- TASK STATEMENT -
Copy all the material below, exactly as it stands.
[START]
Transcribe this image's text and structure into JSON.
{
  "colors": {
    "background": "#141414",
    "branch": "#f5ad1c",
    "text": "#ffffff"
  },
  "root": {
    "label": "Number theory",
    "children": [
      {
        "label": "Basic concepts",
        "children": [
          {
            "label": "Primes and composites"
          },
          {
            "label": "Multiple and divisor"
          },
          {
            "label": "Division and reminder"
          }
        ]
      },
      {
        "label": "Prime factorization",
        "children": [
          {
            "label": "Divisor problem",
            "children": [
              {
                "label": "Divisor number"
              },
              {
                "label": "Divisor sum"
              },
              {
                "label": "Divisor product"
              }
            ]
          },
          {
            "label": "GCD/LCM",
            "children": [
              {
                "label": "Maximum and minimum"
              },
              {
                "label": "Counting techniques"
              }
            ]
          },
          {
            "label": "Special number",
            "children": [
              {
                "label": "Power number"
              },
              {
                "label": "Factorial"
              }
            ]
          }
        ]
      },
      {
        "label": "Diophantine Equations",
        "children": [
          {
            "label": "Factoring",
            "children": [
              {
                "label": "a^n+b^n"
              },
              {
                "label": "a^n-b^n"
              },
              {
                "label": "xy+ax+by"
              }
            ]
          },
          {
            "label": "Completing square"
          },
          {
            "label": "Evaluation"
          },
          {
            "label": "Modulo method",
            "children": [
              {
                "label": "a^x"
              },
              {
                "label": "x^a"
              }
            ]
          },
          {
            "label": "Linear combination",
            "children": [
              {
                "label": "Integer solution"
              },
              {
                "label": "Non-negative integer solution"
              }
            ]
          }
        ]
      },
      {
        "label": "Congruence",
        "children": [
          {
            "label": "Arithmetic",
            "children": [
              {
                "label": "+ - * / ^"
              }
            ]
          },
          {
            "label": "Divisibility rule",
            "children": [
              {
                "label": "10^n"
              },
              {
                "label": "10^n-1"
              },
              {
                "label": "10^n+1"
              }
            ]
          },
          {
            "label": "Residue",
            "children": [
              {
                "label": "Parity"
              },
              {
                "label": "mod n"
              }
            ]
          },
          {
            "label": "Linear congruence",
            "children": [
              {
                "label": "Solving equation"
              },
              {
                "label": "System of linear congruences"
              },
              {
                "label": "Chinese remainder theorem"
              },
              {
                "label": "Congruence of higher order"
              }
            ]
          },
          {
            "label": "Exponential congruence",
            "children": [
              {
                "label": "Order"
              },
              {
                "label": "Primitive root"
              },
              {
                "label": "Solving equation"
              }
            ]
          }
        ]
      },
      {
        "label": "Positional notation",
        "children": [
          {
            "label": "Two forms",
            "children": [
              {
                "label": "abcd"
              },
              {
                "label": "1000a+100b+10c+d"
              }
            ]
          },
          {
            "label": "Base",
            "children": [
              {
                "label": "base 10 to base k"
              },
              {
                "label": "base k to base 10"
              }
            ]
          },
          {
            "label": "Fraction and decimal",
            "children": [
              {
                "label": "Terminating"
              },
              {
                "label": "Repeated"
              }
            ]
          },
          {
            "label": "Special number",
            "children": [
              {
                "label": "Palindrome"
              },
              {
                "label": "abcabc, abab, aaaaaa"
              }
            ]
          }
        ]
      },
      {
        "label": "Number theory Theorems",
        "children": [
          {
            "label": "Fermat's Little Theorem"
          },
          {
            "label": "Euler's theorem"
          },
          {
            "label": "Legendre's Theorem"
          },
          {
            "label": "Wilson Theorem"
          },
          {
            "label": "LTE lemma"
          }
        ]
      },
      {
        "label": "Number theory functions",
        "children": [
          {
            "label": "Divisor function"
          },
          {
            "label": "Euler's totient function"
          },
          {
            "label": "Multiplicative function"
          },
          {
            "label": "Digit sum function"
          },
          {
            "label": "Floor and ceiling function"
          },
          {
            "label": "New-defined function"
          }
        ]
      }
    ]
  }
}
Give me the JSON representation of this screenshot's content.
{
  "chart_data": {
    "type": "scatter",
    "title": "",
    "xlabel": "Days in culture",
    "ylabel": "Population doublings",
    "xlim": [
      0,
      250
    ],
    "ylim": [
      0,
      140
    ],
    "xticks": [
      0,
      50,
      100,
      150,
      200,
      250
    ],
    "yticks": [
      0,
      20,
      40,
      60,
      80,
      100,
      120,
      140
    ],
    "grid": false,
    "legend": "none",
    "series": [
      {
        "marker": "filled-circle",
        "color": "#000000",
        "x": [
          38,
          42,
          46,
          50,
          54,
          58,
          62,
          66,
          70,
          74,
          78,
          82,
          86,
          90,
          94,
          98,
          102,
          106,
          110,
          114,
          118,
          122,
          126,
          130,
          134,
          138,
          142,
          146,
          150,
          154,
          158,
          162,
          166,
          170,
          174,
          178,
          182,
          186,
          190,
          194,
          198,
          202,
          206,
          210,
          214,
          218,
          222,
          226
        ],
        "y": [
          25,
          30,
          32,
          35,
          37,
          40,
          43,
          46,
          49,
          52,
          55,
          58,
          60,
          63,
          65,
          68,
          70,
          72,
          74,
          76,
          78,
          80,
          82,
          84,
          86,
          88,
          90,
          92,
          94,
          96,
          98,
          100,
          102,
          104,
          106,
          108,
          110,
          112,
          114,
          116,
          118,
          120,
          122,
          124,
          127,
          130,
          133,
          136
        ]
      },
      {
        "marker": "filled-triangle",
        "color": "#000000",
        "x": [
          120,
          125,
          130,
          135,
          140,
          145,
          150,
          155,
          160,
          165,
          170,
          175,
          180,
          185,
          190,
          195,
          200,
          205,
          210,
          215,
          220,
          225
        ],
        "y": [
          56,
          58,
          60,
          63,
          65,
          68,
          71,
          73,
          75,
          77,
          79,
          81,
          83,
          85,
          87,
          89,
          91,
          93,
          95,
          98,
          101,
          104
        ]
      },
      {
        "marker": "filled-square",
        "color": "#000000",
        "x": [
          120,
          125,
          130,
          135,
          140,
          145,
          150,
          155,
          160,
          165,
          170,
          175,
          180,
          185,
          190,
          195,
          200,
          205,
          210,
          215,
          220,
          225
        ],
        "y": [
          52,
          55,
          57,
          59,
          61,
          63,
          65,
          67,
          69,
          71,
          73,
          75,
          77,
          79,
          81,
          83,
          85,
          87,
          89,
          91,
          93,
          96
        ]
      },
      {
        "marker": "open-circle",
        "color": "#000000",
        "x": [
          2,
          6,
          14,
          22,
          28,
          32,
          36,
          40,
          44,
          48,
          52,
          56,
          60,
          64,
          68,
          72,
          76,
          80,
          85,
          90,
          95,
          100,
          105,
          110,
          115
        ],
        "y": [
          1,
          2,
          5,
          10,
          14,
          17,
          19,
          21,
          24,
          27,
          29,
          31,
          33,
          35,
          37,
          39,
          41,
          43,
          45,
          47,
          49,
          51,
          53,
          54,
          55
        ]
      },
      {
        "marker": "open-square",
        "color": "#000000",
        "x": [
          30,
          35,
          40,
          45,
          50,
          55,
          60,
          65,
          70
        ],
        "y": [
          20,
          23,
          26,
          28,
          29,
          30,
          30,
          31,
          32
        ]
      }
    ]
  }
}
[END]
- ANSWER FOR THIS EXERCISE -
Transcribe this image's text and structure into JSON.
{
  "colors": {
    "background": "#141414",
    "branch": "#f5ad1c",
    "text": "#ffffff"
  },
  "root": {
    "label": "Number theory",
    "children": [
      {
        "label": "Basic concepts",
        "children": [
          {
            "label": "Primes and composites"
          },
          {
            "label": "Multiple and divisor"
          },
          {
            "label": "Division and reminder"
          }
        ]
      },
      {
        "label": "Prime factorization",
        "children": [
          {
            "label": "Divisor problem",
            "children": [
              {
                "label": "Divisor number"
              },
              {
                "label": "Divisor sum"
              },
              {
                "label": "Divisor product"
              }
            ]
          },
          {
            "label": "GCD/LCM",
            "children": [
              {
                "label": "Maximum and minimum"
              },
              {
                "label": "Counting techniques"
              }
            ]
          },
          {
            "label": "Special number",
            "children": [
              {
                "label": "Power number"
              },
              {
                "label": "Factorial"
              }
            ]
          }
        ]
      },
      {
        "label": "Diophantine Equations",
        "children": [
          {
            "label": "Factoring",
            "children": [
              {
                "label": "a^n+b^n"
              },
              {
                "label": "a^n-b^n"
              },
              {
                "label": "xy+ax+by"
              }
            ]
          },
          {
            "label": "Completing square"
          },
          {
            "label": "Evaluation"
          },
          {
            "label": "Modulo method",
            "children": [
              {
                "label": "a^x"
              },
              {
                "label": "x^a"
              }
            ]
          },
          {
            "label": "Linear combination",
            "children": [
              {
                "label": "Integer solution"
              },
              {
                "label": "Non-negative integer solution"
              }
            ]
          }
        ]
      },
      {
        "label": "Congruence",
        "children": [
          {
            "label": "Arithmetic",
            "children": [
              {
                "label": "+ - * / ^"
              }
            ]
          },
          {
            "label": "Divisibility rule",
            "children": [
              {
                "label": "10^n"
              },
              {
                "label": "10^n-1"
              },
              {
                "label": "10^n+1"
              }
            ]
          },
          {
            "label": "Residue",
            "children": [
              {
                "label": "Parity"
              },
              {
                "label": "mod n"
              }
            ]
          },
          {
            "label": "Linear congruence",
            "children": [
              {
                "label": "Solving equation"
              },
              {
                "label": "System of linear congruences"
              },
              {
                "label": "Chinese remainder theorem"
              },
              {
                "label": "Congruence of higher order"
              }
            ]
          },
          {
            "label": "Exponential congruence",
            "children": [
              {
                "label": "Order"
              },
              {
                "label": "Primitive root"
              },
              {
                "label": "Solving equation"
              }
            ]
          }
        ]
      },
      {
        "label": "Positional notation",
        "children": [
          {
            "label": "Two forms",
            "children": [
              {
                "label": "abcd"
              },
              {
                "label": "1000a+100b+10c+d"
              }
            ]
          },
          {
            "label": "Base",
            "children": [
              {
                "label": "base 10 to base k"
              },
              {
                "label": "base k to base 10"
              }
            ]
          },
          {
            "label": "Fraction and decimal",
            "children": [
              {
                "label": "Terminating"
              },
              {
                "label": "Repeated"
              }
            ]
          },
          {
            "label": "Special number",
            "children": [
              {
                "label": "Palindrome"
              },
              {
                "label": "abcabc, abab, aaaaaa"
              }
            ]
          }
        ]
      },
      {
        "label": "Number theory Theorems",
        "children": [
          {
            "label": "Fermat's Little Theorem"
          },
          {
            "label": "Euler's theorem"
          },
          {
            "label": "Legendre's Theorem"
          },
          {
            "label": "Wilson Theorem"
          },
          {
            "label": "LTE lemma"
          }
        ]
      },
      {
        "label": "Number theory functions",
        "children": [
          {
            "label": "Divisor function"
          },
          {
            "label": "Euler's totient function"
          },
          {
            "label": "Multiplicative function"
          },
          {
            "label": "Digit sum function"
          },
          {
            "label": "Floor and ceiling function"
          },
          {
            "label": "New-defined function"
          }
        ]
      }
    ]
  }
}
Give me the JSON representation of this screenshot's content.
{
  "chart_data": {
    "type": "scatter",
    "title": "",
    "xlabel": "Days in culture",
    "ylabel": "Population doublings",
    "xlim": [
      0,
      250
    ],
    "ylim": [
      0,
      140
    ],
    "xticks": [
      0,
      50,
      100,
      150,
      200,
      250
    ],
    "yticks": [
      0,
      20,
      40,
      60,
      80,
      100,
      120,
      140
    ],
    "grid": false,
    "legend": "none",
    "series": [
      {
        "marker": "filled-circle",
        "color": "#000000",
        "x": [
          38,
          42,
          46,
          50,
          54,
          58,
          62,
          66,
          70,
          74,
          78,
          82,
          86,
          90,
          94,
          98,
          102,
          106,
          110,
          114,
          118,
          122,
          126,
          130,
          134,
          138,
          142,
          146,
          150,
          154,
          158,
          162,
          166,
          170,
          174,
          178,
          182,
          186,
          190,
          194,
          198,
          202,
          206,
          210,
          214,
          218,
          222,
          226
        ],
        "y": [
          25,
          30,
          32,
          35,
          37,
          40,
          43,
          46,
          49,
          52,
          55,
          58,
          60,
          63,
          65,
          68,
          70,
          72,
          74,
          76,
          78,
          80,
          82,
          84,
          86,
          88,
          90,
          92,
          94,
          96,
          98,
          100,
          102,
          104,
          106,
          108,
          110,
          112,
          114,
          116,
          118,
          120,
          122,
          124,
          127,
          130,
          133,
          136
        ]
      },
      {
        "marker": "filled-triangle",
        "color": "#000000",
        "x": [
          120,
          125,
          130,
          135,
          140,
          145,
          150,
          155,
          160,
          165,
          170,
          175,
          180,
          185,
          190,
          195,
          200,
          205,
          210,
          215,
          220,
          225
        ],
        "y": [
          56,
          58,
          60,
          63,
          65,
          68,
          71,
          73,
          75,
          77,
          79,
          81,
          83,
          85,
          87,
          89,
          91,
          93,
          95,
          98,
          101,
          104
        ]
      },
      {
        "marker": "filled-square",
        "color": "#000000",
        "x": [
          120,
          125,
          130,
          135,
          140,
          145,
          150,
          155,
          160,
          165,
          170,
          175,
          180,
          185,
          190,
          195,
          200,
          205,
          210,
          215,
          220,
          225
        ],
        "y": [
          52,
          55,
          57,
          59,
          61,
          63,
          65,
          67,
          69,
          71,
          73,
          75,
          77,
          79,
          81,
          83,
          85,
          87,
          89,
          91,
          93,
          96
        ]
      },
      {
        "marker": "open-circle",
        "color": "#000000",
        "x": [
          2,
          6,
          14,
          22,
          28,
          32,
          36,
          40,
          44,
          48,
          52,
          56,
          60,
          64,
          68,
          72,
          76,
          80,
          85,
          90,
          95,
          100,
          105,
          110,
          115
        ],
        "y": [
          1,
          2,
          5,
          10,
          14,
          17,
          19,
          21,
          24,
          27,
          29,
          31,
          33,
          35,
          37,
          39,
          41,
          43,
          45,
          47,
          49,
          51,
          53,
          54,
          55
        ]
      },
      {
        "marker": "open-square",
        "color": "#000000",
        "x": [
          30,
          35,
          40,
          45,
          50,
          55,
          60,
          65,
          70
        ],
        "y": [
          20,
          23,
          26,
          28,
          29,
          30,
          30,
          31,
          32
        ]
      }
    ]
  }
}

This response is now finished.